YOUR ASSIGNMENT:
Extract from the comment thread the passage starting with "11 Comments" and going on through "by the results.", copied word for word.

STUDY TEXT:
A staunch human rights advocate and barrister, she ran on the Labour ticket in that electorate in 2014. When not working or politicking she plays with old cars and motorbikes, sails, fishes, cooks or hides out on her boat.

11 Comments

  1. YogiBare says:

    Interesting article, thanks.
    Perhaps it could also be pointed out that there was a vast different between the two protagonists involved in causing death. The bowler is devastated by his action while the police office who killed Mr. Brown tells us in an interview that his conscience is clear. As the mother of the slain black man said, how can anyone’s conscience be clear when one has taken another’s life for any reason?

    • Kelly Ellis Kelly Ellis says:

      The bowler may well be devastated, but in the final analysis, he was throwing an object at another human’s head in the hope that he’d make a mistake when he tried to protect himself from this attempt to injure him. I guess he needs to be careful what he wishes for, lest he be devastated by the results.

      • YogiBare says:

        Ms. Ellis,
        I don’t agree that the bowler’s intention was to injury, much less kill, the batsman. I would agree that throwing a ball at his head was intended to intimidate him into making a mistake on that or subsequent deliveries. On the other hand I think the police officer would know pumping six bullets into Mr.Brown may well kill him.
        My main point was that the bowler is reported to be feeling terrible remorse at killing another human being, a normal response in my view, which the police officer appears not to share.

        • Kelly Ellis Kelly Ellis says:

          Silly old me, thinking that throwing a cricket ball at a person’s head could be done without intent to injure. Good luck arguing that one.

GIVEN RECORDS:
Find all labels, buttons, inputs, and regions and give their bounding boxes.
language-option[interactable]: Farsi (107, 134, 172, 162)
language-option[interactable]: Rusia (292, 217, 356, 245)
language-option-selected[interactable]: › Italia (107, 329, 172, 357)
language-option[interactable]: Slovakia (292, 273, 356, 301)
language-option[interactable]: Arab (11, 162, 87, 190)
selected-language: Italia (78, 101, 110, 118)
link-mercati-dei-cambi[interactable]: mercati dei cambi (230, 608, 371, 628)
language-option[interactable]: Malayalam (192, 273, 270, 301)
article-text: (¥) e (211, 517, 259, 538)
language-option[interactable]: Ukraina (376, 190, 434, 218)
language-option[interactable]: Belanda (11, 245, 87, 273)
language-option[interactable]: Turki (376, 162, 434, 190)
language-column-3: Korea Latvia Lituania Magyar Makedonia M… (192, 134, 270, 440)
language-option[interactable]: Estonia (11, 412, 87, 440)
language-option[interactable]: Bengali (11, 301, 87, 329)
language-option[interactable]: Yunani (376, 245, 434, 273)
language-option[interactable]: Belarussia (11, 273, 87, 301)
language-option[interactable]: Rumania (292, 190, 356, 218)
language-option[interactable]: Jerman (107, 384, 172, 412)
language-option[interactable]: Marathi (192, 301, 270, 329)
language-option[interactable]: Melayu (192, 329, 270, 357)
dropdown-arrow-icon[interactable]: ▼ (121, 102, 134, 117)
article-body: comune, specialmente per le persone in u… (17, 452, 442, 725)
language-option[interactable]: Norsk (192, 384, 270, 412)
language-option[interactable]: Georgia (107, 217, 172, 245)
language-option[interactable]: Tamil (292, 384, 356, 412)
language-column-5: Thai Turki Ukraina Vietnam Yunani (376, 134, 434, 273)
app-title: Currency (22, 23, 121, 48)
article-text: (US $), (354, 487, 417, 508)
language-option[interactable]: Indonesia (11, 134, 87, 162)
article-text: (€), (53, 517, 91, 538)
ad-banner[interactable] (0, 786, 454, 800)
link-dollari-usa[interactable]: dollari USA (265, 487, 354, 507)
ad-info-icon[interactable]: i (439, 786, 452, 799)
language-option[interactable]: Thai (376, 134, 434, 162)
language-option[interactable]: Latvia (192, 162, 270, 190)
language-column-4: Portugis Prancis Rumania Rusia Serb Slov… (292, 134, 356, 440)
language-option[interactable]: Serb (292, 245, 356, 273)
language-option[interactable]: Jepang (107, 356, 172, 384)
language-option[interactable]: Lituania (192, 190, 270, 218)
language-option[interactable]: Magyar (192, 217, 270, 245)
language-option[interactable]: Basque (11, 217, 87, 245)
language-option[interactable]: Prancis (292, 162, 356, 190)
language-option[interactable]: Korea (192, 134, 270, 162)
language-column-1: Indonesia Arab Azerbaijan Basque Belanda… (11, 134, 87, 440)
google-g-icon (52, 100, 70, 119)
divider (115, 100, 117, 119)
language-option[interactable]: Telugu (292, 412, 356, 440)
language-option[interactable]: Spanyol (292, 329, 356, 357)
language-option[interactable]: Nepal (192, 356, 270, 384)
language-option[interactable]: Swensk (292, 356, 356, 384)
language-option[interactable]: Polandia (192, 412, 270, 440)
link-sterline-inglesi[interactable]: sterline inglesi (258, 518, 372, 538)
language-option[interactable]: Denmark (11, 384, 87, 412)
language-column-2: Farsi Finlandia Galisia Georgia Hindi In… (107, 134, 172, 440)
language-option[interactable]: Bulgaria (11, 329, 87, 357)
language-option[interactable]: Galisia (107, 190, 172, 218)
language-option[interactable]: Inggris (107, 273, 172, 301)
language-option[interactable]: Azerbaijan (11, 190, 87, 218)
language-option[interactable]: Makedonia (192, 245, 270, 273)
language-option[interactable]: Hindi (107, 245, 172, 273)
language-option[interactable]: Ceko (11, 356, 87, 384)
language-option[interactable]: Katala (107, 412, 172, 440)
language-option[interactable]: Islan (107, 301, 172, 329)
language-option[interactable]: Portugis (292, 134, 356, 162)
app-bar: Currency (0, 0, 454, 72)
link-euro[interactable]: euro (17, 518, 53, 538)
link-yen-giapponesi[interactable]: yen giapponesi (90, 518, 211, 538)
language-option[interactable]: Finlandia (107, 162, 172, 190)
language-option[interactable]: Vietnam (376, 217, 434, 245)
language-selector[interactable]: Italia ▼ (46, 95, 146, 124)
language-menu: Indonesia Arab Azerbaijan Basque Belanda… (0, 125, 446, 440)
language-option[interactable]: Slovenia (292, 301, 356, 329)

SOLUTION:
11 Comments

  1. YogiBare says:

    Interesting article, thanks.
    Perhaps it could also be pointed out that there was a vast different between the two protagonists involved in causing death. The bowler is devastated by his action while the police office who killed Mr. Brown tells us in an interview that his conscience is clear. As the mother of the slain black man said, how can anyone’s conscience be clear when one has taken another’s life for any reason?

    • Kelly Ellis Kelly Ellis says:

      The bowler may well be devastated, but in the final analysis, he was throwing an object at another human’s head in the hope that he’d make a mistake when he tried to protect himself from this attempt to injure him. I guess he needs to be careful what he wishes for, lest he be devastated by the results.